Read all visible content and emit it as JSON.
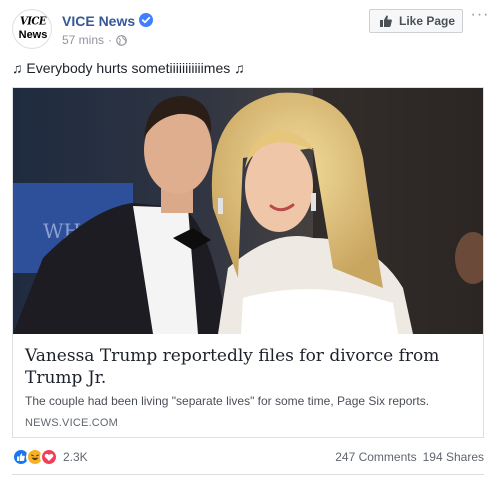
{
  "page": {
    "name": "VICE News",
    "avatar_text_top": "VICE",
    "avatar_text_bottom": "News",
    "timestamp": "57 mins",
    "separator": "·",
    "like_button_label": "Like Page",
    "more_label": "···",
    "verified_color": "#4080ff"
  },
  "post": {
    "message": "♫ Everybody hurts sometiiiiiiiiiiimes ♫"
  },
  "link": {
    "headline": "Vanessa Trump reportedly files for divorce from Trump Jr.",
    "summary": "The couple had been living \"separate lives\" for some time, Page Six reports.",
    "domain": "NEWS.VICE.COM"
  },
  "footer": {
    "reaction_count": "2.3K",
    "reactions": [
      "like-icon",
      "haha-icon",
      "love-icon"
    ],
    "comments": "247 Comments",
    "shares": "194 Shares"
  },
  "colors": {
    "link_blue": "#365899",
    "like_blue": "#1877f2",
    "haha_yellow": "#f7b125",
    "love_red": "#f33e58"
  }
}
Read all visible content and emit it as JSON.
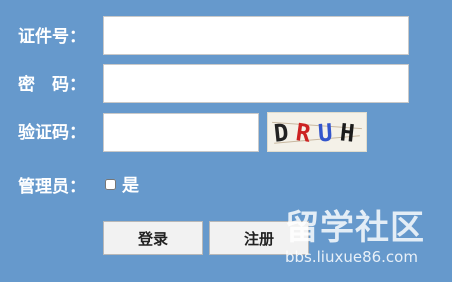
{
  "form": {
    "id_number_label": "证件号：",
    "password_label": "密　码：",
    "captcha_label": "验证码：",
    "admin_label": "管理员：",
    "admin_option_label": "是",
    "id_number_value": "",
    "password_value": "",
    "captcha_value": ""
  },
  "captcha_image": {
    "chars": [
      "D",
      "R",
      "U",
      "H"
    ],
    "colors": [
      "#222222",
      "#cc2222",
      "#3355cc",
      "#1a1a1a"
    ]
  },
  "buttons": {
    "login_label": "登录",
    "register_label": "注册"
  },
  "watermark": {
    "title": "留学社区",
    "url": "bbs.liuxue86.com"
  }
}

★ ★ ★ ★

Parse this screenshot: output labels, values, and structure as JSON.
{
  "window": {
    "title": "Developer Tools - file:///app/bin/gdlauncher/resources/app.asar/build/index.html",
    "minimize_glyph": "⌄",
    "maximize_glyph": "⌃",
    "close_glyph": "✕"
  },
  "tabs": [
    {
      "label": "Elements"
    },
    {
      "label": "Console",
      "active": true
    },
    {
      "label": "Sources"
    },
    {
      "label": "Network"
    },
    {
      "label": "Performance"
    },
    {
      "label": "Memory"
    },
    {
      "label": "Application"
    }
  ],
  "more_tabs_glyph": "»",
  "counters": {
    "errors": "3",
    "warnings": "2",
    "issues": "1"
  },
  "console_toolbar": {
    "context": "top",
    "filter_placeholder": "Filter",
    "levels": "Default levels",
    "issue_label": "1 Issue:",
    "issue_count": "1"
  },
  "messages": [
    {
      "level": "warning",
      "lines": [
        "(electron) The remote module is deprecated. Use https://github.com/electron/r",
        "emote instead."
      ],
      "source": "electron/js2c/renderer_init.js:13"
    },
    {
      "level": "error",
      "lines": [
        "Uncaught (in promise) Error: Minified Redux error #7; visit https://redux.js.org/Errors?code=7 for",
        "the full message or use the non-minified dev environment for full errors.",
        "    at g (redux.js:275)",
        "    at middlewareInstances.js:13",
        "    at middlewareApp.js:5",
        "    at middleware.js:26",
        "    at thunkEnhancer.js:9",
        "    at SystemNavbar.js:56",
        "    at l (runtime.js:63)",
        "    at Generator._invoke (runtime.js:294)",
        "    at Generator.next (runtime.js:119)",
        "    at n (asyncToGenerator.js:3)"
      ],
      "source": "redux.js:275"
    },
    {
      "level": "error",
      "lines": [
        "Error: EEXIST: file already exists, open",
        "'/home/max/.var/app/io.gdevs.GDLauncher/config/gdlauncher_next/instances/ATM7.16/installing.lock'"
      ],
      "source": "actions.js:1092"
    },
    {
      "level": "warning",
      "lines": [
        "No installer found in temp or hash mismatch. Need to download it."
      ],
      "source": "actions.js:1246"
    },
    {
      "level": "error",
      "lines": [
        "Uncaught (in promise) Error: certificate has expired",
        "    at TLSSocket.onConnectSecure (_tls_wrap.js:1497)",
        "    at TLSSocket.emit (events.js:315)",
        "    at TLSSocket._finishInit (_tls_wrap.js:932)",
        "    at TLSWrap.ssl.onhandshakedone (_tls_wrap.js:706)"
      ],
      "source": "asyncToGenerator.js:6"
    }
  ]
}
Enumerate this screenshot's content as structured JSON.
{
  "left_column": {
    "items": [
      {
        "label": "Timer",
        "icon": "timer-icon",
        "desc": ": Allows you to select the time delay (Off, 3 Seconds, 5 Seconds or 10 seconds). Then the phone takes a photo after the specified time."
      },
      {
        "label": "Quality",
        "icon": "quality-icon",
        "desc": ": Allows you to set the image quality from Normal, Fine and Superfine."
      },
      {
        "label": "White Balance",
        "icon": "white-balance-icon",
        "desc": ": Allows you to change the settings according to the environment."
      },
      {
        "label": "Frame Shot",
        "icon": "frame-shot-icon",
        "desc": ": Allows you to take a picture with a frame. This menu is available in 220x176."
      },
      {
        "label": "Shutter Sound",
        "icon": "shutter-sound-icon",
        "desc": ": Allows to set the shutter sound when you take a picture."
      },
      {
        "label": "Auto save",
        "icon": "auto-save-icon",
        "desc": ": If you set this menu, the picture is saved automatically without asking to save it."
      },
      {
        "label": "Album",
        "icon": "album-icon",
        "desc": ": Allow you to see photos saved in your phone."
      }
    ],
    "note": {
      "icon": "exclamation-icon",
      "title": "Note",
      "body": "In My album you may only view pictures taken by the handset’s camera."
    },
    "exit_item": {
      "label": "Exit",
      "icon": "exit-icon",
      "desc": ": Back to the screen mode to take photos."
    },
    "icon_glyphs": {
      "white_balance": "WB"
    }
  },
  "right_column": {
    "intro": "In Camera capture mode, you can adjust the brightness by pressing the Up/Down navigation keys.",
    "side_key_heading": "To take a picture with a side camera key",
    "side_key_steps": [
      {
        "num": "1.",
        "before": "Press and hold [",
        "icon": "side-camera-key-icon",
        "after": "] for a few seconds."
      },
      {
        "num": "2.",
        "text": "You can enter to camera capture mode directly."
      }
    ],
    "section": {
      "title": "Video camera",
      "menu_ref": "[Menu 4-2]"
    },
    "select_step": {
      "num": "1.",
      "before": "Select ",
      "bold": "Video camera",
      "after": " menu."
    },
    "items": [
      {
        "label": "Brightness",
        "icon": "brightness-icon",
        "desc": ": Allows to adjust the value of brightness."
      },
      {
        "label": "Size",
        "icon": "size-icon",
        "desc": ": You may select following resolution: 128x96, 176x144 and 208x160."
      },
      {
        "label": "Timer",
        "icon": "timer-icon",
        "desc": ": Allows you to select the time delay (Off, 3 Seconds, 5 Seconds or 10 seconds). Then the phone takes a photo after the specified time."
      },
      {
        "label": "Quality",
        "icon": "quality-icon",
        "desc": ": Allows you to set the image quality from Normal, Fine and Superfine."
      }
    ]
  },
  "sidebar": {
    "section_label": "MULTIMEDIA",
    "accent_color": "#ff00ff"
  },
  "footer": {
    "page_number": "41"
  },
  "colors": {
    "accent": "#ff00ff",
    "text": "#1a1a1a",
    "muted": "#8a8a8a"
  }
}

★ ★ ★ ★

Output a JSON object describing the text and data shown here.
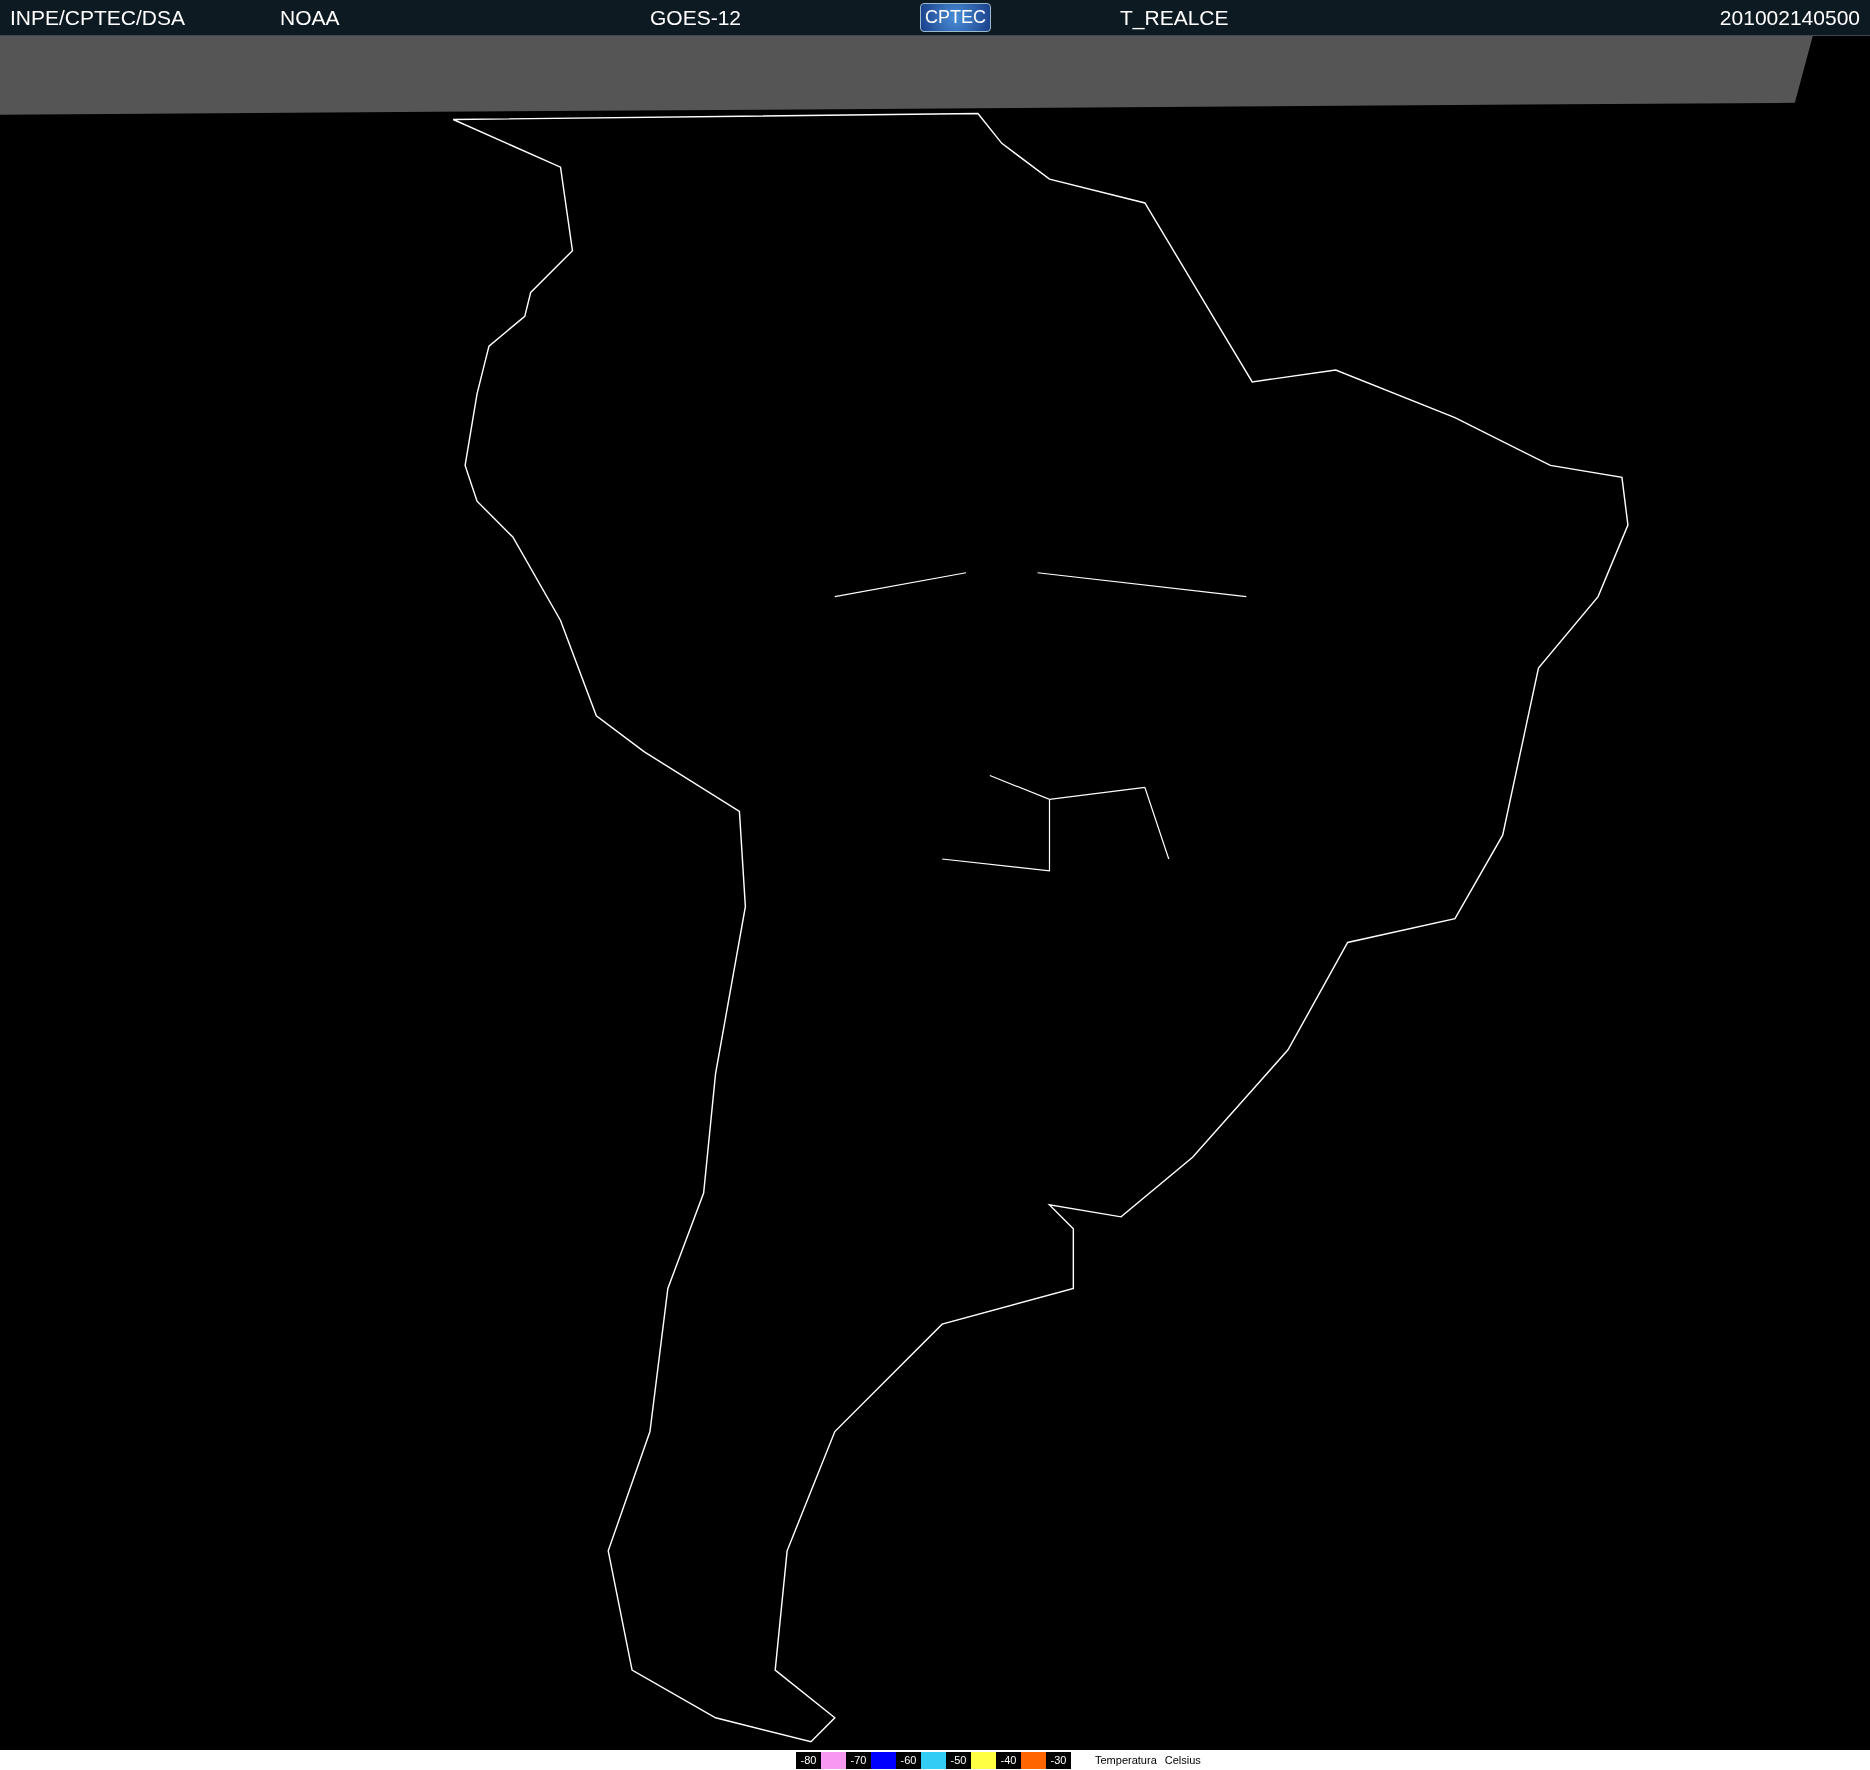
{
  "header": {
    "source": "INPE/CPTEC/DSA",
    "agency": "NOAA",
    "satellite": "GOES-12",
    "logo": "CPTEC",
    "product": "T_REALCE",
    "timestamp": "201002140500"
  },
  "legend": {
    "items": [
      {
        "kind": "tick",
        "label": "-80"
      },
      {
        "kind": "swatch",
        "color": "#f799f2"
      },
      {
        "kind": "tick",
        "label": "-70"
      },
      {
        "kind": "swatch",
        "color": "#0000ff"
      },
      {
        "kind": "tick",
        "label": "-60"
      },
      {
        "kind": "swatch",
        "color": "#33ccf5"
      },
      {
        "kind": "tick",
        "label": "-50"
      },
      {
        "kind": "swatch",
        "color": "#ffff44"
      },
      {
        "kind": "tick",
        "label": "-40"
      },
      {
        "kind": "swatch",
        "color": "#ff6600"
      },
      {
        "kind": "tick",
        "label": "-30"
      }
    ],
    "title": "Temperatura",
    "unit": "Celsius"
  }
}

★ ★ ★ ★

| The problem |
Working from the listing above, pick out every line that has "photos" and copy it.

| Worked answer |
        "desc": ": Allow you to see photos saved in your phone."
      "desc": ": Back to the screen mode to take photos."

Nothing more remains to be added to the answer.